LISTED RECORDS —
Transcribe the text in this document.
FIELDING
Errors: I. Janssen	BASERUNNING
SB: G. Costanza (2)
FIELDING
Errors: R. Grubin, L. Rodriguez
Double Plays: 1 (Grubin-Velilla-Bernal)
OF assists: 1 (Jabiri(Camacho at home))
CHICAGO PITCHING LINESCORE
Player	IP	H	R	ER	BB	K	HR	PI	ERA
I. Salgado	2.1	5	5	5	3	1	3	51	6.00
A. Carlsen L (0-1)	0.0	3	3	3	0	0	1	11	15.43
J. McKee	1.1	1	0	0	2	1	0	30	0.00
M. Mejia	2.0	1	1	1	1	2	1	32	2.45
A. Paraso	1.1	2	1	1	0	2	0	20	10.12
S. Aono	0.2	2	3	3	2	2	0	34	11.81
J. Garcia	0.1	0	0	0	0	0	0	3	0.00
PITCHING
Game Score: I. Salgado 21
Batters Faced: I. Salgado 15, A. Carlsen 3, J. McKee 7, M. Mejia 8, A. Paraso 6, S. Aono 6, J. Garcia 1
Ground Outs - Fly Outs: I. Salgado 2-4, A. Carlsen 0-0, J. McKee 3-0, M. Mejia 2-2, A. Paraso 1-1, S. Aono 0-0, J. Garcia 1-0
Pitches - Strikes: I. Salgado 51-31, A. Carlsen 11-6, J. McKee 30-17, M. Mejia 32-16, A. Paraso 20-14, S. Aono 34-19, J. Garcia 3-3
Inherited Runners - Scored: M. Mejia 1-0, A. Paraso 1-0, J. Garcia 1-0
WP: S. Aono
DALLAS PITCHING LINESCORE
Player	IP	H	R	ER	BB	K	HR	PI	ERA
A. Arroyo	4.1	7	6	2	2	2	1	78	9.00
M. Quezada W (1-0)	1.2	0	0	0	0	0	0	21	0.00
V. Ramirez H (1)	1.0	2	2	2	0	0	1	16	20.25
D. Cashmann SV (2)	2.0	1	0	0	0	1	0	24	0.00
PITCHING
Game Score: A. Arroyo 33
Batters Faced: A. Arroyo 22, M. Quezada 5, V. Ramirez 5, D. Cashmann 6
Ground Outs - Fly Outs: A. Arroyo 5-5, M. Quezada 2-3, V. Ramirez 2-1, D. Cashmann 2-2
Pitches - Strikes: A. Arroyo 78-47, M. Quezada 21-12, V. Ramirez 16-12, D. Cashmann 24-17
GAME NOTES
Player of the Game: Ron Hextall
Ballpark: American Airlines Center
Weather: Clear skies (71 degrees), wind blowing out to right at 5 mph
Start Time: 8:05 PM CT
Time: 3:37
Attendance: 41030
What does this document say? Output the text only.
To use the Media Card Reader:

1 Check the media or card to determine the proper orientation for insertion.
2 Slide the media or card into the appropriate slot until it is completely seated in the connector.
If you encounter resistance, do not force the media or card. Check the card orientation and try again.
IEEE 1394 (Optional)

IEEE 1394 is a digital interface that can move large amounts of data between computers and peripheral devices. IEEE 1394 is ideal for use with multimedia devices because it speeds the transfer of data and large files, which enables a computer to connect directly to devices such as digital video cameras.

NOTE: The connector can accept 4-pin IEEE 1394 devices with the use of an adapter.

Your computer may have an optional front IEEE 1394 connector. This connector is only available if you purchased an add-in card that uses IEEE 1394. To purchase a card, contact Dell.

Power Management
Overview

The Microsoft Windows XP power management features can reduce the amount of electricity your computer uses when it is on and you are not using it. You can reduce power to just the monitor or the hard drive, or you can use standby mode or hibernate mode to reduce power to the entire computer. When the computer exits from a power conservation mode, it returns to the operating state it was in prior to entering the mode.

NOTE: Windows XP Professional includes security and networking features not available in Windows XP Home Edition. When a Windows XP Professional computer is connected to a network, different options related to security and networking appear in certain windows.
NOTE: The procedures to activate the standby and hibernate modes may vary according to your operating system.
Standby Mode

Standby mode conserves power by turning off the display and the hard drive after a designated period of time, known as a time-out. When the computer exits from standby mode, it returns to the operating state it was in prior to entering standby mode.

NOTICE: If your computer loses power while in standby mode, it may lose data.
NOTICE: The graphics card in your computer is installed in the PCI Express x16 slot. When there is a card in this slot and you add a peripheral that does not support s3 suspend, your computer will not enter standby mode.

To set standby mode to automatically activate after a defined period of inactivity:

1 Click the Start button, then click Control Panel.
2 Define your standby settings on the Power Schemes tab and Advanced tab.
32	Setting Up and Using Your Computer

WRITTEN PROBLEM — Take each line of the material that contains the word "Mejia" and list it.

ANSWER TO THIS EXERCISE —
M. Mejia	2.0	1	1	1	1	2	1	32	2.45
Batters Faced: I. Salgado 15, A. Carlsen 3, J. McKee 7, M. Mejia 8, A. Paraso 6, S. Aono 6, J. Garcia 1
Ground Outs - Fly Outs: I. Salgado 2-4, A. Carlsen 0-0, J. McKee 3-0, M. Mejia 2-2, A. Paraso 1-1, S. Aono 0-0, J. Garcia 1-0
Pitches - Strikes: I. Salgado 51-31, A. Carlsen 11-6, J. McKee 30-17, M. Mejia 32-16, A. Paraso 20-14, S. Aono 34-19, J. Garcia 3-3
Inherited Runners - Scored: M. Mejia 1-0, A. Paraso 1-0, J. Garcia 1-0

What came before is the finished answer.